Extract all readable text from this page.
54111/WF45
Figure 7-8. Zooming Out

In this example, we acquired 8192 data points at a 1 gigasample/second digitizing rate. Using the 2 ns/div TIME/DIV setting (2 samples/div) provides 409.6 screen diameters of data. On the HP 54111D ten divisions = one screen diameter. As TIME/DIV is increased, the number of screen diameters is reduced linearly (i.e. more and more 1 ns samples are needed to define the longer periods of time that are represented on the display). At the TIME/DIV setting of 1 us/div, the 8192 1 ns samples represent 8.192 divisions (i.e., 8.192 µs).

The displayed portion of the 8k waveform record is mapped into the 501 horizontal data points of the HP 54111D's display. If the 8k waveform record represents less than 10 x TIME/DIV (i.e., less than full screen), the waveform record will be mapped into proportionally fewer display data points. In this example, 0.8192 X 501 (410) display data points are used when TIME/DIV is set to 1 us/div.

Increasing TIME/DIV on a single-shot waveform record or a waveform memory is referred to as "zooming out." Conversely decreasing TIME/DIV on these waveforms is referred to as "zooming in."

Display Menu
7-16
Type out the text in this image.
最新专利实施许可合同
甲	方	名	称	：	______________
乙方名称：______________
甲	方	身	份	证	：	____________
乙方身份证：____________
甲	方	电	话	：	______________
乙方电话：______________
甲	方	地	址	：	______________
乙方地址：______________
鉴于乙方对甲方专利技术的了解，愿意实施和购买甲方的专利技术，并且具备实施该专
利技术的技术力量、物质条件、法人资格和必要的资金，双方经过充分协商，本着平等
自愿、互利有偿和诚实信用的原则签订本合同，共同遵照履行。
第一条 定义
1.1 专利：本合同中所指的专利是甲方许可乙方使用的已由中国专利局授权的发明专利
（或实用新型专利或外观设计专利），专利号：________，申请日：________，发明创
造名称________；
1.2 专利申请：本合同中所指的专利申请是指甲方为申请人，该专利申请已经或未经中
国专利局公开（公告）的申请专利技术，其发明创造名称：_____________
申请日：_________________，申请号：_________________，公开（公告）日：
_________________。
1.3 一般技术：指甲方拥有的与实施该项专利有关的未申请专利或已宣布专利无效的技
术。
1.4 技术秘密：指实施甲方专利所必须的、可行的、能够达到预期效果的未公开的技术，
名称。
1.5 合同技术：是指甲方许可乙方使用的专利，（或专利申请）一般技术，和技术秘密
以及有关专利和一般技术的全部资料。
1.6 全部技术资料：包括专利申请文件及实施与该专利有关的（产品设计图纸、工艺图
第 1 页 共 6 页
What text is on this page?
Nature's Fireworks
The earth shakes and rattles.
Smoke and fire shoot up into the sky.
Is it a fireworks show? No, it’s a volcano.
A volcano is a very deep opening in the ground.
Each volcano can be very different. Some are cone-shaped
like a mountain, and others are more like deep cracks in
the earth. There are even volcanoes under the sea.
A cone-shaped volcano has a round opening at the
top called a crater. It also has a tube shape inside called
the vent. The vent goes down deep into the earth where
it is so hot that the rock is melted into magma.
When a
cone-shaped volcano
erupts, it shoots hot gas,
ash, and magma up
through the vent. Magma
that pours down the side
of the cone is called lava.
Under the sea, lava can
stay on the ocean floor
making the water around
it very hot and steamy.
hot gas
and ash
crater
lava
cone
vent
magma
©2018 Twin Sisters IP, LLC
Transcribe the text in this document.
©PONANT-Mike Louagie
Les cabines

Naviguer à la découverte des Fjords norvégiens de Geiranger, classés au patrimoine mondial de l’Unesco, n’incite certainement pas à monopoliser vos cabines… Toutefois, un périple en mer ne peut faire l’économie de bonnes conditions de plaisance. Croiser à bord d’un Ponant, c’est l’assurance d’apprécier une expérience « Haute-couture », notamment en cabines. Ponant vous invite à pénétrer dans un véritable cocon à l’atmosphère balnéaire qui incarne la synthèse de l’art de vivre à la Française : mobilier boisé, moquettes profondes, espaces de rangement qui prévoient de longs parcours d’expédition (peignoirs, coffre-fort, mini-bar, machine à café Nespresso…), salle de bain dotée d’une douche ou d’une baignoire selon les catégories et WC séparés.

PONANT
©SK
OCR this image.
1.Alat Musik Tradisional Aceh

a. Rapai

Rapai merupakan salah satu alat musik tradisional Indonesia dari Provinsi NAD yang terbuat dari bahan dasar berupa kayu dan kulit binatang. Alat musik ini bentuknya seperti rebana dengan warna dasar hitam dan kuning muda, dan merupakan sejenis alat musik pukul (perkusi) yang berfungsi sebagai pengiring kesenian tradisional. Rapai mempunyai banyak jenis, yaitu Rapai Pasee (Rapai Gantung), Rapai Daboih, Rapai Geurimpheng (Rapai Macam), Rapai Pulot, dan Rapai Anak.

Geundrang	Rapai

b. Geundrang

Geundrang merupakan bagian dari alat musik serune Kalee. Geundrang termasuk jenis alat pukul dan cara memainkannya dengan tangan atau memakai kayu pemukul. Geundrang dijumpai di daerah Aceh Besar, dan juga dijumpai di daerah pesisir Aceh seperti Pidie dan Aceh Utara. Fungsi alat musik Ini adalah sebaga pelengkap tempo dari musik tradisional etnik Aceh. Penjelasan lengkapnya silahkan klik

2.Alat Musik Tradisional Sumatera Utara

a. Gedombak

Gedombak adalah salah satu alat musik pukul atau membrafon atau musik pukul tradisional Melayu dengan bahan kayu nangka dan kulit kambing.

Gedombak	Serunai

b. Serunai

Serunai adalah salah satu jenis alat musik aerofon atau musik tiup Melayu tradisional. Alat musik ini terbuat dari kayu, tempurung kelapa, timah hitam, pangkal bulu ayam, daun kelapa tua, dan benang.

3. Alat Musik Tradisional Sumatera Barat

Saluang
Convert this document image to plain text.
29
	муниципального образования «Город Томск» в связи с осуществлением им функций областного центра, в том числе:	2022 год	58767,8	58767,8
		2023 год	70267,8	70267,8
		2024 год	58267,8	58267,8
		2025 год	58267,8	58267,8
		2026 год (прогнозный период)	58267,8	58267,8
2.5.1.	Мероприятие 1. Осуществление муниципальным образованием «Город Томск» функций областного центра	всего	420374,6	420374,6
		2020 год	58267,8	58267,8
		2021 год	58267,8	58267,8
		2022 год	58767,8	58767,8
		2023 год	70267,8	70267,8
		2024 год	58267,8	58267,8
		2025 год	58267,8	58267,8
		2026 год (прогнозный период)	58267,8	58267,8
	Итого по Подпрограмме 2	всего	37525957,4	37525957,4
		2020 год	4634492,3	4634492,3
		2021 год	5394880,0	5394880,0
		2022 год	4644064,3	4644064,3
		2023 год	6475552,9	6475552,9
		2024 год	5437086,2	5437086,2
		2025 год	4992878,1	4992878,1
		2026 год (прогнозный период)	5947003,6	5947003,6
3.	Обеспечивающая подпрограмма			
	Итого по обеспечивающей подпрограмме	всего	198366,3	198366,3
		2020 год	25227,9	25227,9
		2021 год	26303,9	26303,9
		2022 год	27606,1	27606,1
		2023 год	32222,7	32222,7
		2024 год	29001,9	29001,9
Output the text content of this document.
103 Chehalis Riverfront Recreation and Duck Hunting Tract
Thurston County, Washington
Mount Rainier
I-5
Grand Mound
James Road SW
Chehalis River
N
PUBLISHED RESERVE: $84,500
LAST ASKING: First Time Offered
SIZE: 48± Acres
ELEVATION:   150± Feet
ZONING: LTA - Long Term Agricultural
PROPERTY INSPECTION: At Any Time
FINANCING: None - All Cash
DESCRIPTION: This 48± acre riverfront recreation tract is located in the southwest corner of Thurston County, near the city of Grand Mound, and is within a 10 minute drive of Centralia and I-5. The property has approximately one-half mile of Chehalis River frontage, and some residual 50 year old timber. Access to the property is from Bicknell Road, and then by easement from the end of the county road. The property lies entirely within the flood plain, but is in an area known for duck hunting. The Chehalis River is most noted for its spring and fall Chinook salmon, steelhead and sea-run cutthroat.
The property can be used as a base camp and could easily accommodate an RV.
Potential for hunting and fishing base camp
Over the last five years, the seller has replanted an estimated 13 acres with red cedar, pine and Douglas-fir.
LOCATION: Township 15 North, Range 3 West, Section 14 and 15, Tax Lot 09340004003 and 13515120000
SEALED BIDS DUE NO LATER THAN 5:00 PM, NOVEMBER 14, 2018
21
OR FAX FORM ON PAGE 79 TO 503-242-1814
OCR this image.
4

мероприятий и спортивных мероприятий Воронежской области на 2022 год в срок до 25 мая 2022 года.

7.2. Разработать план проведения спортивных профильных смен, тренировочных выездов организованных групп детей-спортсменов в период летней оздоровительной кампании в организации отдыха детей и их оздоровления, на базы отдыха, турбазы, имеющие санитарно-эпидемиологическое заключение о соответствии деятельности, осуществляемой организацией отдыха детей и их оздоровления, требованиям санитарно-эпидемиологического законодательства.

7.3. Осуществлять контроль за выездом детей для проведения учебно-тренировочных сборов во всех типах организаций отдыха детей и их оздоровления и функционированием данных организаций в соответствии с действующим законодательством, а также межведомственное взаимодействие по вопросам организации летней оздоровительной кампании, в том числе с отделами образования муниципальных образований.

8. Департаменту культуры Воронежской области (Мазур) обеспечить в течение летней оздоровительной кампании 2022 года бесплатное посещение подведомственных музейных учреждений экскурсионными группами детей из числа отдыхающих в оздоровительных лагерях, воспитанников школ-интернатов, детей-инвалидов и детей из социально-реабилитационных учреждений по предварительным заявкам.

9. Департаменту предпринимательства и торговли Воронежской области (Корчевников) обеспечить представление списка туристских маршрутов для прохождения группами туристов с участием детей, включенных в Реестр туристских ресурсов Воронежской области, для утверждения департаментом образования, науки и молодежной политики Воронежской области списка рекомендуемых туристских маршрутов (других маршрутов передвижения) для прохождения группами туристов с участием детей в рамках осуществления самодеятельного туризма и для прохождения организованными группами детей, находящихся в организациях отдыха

_ _ _

Given problem:
Only lines with the word "период" are wanted, so copy each one from the records.

Full response:
		2026 год (прогнозный период)	58267,8	58267,8
		2026 год (прогнозный период)	58267,8	58267,8
		2026 год (прогнозный период)	5947003,6	5947003,6
7.2. Разработать план проведения спортивных профильных смен, тренировочных выездов организованных групп детей-спортсменов в период летней оздоровительной кампании в организации отдыха детей и их оздоровления, на базы отдыха, турбазы, имеющие санитарно-эпидемиологическое заключение о соответствии деятельности, осуществляемой организацией отдыха детей и их оздоровления, требованиям санитарно-эпидемиологического законодательства.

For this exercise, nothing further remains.